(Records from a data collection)

>>>

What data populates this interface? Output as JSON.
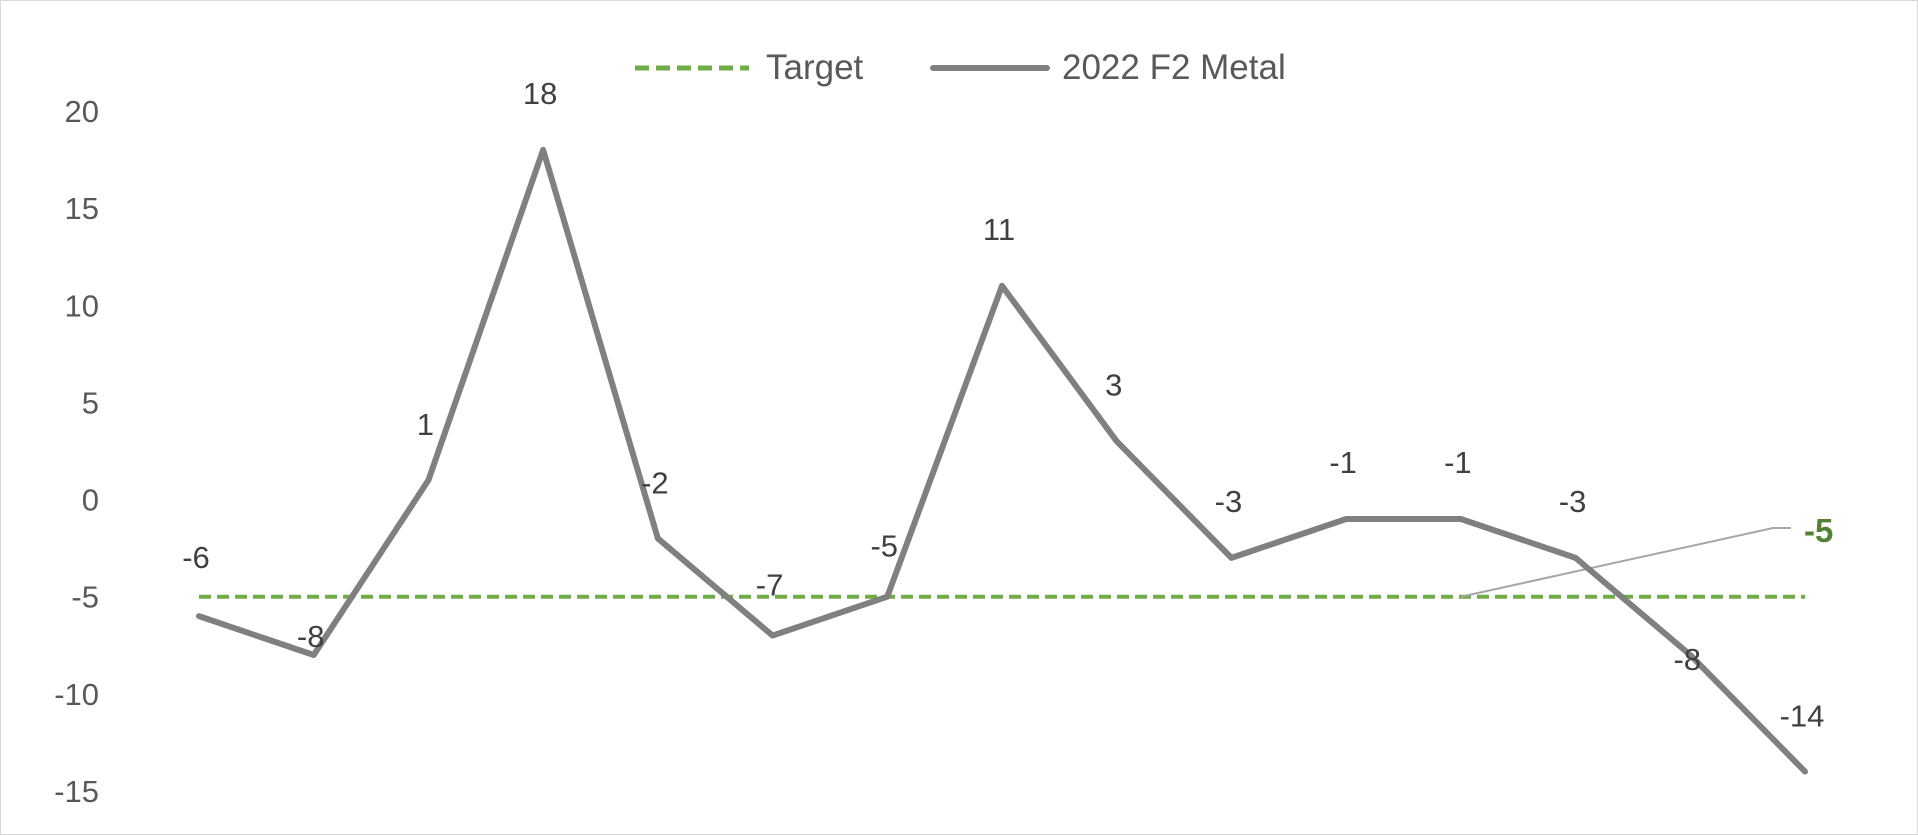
{
  "chart_data": {
    "type": "line",
    "title": "",
    "xlabel": "",
    "ylabel": "",
    "ylim": [
      -15,
      20
    ],
    "yticks": [
      20,
      15,
      10,
      5,
      0,
      -5,
      -10,
      -15
    ],
    "grid": false,
    "legend_position": "top-center",
    "categories_count": 15,
    "series": [
      {
        "name": "Target",
        "style": "dashed",
        "color": "#70ad47",
        "values": [
          -5,
          -5,
          -5,
          -5,
          -5,
          -5,
          -5,
          -5,
          -5,
          -5,
          -5,
          -5,
          -5,
          -5,
          -5
        ]
      },
      {
        "name": "2022 F2 Metal",
        "style": "solid",
        "color": "#808080",
        "values": [
          -6,
          -8,
          1,
          18,
          -2,
          -7,
          -5,
          11,
          3,
          -3,
          -1,
          -1,
          -3,
          -8,
          -14
        ],
        "data_labels": [
          "-6",
          "-8",
          "1",
          "18",
          "-2",
          "-7",
          "-5",
          "11",
          "3",
          "-3",
          "-1",
          "-1",
          "-3",
          "-8",
          "-14"
        ]
      }
    ],
    "annotations": [
      {
        "text": "-5",
        "series": "Target",
        "color": "#548235",
        "bold": true
      }
    ]
  }
}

<<<

* **What you will do**: Reproduce the listing word for word and omit its pictures.

* **Correct response**:
What data populates this interface? Output as JSON.
{
  "chart_data": {
    "type": "line",
    "title": "",
    "xlabel": "",
    "ylabel": "",
    "ylim": [
      -15,
      20
    ],
    "yticks": [
      20,
      15,
      10,
      5,
      0,
      -5,
      -10,
      -15
    ],
    "grid": false,
    "legend_position": "top-center",
    "categories_count": 15,
    "series": [
      {
        "name": "Target",
        "style": "dashed",
        "color": "#70ad47",
        "values": [
          -5,
          -5,
          -5,
          -5,
          -5,
          -5,
          -5,
          -5,
          -5,
          -5,
          -5,
          -5,
          -5,
          -5,
          -5
        ]
      },
      {
        "name": "2022 F2 Metal",
        "style": "solid",
        "color": "#808080",
        "values": [
          -6,
          -8,
          1,
          18,
          -2,
          -7,
          -5,
          11,
          3,
          -3,
          -1,
          -1,
          -3,
          -8,
          -14
        ],
        "data_labels": [
          "-6",
          "-8",
          "1",
          "18",
          "-2",
          "-7",
          "-5",
          "11",
          "3",
          "-3",
          "-1",
          "-1",
          "-3",
          "-8",
          "-14"
        ]
      }
    ],
    "annotations": [
      {
        "text": "-5",
        "series": "Target",
        "color": "#548235",
        "bold": true
      }
    ]
  }
}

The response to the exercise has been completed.